■ GIVEN REQUEST:
State only the number of lines that contain the string "JSON".

[Dataset listings of figures]
□ □ □ □
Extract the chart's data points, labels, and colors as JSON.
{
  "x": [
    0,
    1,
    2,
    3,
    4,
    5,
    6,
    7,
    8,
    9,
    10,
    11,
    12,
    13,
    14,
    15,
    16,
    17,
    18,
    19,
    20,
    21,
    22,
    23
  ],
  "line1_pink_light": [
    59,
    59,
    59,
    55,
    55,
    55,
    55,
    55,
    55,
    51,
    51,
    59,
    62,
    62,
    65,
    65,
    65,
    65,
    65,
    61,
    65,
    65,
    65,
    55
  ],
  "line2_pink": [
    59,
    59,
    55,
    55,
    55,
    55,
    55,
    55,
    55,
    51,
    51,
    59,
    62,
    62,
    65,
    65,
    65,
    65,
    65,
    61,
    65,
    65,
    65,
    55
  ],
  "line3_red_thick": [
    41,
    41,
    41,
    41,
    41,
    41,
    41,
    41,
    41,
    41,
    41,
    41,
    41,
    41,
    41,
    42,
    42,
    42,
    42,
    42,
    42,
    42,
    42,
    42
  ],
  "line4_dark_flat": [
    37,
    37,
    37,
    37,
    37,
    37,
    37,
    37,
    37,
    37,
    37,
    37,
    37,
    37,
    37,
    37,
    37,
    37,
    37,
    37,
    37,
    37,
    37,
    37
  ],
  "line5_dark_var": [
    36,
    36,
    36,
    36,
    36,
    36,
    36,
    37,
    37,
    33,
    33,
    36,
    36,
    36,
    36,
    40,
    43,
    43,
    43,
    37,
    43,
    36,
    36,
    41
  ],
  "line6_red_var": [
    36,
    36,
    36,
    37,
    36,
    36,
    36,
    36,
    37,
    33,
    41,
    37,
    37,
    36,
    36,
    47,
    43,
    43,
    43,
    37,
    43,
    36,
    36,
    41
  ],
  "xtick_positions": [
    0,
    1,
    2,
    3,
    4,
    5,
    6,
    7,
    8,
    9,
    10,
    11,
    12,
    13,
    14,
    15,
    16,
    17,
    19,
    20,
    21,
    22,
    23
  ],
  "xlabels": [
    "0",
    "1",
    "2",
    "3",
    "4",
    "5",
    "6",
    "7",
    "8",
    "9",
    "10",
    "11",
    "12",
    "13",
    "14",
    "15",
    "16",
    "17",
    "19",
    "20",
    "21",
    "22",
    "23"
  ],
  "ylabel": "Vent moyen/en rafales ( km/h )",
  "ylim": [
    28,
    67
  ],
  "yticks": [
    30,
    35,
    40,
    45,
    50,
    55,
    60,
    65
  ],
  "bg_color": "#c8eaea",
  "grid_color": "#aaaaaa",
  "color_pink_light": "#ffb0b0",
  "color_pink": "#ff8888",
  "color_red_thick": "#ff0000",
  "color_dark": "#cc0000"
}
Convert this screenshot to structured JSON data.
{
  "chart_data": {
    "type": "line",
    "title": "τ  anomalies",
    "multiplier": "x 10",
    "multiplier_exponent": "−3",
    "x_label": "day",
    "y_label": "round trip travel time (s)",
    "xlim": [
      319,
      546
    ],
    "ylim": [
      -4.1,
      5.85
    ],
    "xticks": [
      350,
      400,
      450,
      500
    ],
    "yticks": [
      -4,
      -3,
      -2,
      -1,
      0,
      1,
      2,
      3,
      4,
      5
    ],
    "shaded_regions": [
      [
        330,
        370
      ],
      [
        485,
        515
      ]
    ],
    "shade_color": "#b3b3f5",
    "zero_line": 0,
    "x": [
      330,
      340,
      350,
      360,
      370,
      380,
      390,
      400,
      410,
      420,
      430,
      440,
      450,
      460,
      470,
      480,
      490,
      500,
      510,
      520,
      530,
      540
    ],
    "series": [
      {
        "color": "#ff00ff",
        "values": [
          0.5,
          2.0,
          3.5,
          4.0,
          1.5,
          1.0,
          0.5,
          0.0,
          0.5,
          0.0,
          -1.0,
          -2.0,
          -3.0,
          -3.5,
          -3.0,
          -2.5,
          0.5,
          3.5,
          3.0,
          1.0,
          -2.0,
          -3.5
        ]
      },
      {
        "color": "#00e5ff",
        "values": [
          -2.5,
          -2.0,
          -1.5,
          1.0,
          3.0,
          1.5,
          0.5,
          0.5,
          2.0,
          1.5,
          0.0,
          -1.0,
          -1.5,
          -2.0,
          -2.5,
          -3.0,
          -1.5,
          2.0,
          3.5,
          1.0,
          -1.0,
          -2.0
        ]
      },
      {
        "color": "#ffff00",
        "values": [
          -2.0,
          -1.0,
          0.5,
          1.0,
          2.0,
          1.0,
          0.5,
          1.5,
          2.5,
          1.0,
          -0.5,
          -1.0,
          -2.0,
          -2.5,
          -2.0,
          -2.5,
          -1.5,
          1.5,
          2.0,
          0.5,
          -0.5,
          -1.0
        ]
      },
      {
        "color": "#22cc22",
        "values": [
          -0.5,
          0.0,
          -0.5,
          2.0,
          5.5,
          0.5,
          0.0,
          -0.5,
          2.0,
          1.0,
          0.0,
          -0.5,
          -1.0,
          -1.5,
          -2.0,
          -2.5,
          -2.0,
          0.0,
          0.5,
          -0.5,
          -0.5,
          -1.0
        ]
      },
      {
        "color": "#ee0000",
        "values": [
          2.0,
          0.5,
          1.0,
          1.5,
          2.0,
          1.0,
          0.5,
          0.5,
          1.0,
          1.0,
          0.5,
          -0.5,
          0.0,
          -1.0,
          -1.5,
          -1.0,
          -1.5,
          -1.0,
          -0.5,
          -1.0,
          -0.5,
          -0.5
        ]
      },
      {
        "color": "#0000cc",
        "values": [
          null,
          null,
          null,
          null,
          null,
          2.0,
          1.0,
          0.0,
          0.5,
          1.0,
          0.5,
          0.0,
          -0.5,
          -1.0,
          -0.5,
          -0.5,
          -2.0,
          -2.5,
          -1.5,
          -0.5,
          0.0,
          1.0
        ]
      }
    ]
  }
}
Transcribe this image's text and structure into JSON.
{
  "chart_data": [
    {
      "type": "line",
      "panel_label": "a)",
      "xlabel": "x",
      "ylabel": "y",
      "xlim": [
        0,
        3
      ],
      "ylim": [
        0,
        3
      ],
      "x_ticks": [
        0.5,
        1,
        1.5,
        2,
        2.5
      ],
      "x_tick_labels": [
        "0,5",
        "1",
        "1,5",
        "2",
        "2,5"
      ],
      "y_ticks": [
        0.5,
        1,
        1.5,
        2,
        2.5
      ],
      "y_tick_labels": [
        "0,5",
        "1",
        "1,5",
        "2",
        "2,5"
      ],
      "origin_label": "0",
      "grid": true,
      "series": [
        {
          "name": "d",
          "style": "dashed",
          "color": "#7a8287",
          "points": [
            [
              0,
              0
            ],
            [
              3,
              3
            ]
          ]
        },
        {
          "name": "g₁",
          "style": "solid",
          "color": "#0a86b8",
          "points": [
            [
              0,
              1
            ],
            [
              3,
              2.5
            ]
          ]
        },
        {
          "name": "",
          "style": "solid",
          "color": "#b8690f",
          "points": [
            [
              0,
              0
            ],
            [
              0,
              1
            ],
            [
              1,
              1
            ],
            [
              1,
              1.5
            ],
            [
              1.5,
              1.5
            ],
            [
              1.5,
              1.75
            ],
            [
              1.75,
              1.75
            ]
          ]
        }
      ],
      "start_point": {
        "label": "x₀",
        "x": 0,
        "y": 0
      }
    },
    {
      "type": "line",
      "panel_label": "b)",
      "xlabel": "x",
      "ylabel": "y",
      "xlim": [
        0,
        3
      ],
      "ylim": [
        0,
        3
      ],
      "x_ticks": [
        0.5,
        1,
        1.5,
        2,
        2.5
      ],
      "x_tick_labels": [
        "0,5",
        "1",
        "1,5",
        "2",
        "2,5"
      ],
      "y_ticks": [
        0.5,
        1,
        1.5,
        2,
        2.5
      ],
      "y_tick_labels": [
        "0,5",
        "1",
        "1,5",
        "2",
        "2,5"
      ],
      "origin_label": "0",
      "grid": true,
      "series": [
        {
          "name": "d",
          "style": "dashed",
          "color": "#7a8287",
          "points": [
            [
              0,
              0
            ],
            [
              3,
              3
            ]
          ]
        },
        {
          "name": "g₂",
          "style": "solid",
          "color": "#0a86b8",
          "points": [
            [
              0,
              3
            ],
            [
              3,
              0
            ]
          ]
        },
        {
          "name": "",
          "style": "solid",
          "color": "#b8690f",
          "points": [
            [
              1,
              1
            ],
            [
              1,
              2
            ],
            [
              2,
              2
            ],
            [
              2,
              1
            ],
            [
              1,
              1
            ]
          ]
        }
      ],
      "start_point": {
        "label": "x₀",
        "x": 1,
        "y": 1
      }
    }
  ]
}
□ □ □ □
■ SOLUTION TO THE EXERCISE:
3